__WORK TO DO__. Using the listing below, extract each line that has the word "name" in it.

(Data entries)
◇ ◇ ◇

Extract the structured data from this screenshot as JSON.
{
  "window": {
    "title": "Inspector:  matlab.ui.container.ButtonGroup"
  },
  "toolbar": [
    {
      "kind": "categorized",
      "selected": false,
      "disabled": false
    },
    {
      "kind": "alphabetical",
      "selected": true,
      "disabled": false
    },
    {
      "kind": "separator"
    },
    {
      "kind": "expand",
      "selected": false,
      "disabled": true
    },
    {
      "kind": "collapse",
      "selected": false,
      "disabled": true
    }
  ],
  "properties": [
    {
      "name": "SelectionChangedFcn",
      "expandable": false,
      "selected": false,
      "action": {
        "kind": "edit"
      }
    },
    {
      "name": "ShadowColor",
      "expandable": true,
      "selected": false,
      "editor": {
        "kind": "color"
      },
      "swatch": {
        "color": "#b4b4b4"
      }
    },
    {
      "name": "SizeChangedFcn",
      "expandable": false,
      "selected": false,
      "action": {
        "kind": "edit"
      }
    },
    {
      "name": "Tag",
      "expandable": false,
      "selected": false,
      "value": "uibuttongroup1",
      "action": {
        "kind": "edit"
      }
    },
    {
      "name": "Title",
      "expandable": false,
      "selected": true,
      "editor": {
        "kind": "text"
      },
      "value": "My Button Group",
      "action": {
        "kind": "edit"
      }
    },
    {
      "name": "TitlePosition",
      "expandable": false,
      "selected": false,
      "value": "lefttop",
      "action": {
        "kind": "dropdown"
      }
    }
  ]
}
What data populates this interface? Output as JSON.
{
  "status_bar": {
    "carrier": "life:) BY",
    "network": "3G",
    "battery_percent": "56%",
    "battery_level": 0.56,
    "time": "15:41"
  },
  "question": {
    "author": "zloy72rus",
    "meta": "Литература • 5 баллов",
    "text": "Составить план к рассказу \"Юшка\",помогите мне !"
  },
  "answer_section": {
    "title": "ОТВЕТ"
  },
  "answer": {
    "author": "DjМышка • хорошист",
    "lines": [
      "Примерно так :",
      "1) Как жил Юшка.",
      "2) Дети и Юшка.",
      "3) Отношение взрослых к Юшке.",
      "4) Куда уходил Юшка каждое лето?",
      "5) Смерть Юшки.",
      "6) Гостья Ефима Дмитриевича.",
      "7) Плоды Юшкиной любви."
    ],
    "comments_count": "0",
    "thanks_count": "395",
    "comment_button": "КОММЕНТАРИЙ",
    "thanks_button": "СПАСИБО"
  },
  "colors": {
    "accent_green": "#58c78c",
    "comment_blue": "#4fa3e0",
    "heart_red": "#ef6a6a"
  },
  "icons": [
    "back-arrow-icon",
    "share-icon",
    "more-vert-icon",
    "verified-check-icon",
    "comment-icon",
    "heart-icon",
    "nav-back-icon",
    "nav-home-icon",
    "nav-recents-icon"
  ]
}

◇ ◇ ◇

__TASK ANSWER__.
      "name": "SelectionChangedFcn",
      "name": "ShadowColor",
      "name": "SizeChangedFcn",
      "name": "Tag",
      "name": "Title",
      "name": "TitlePosition",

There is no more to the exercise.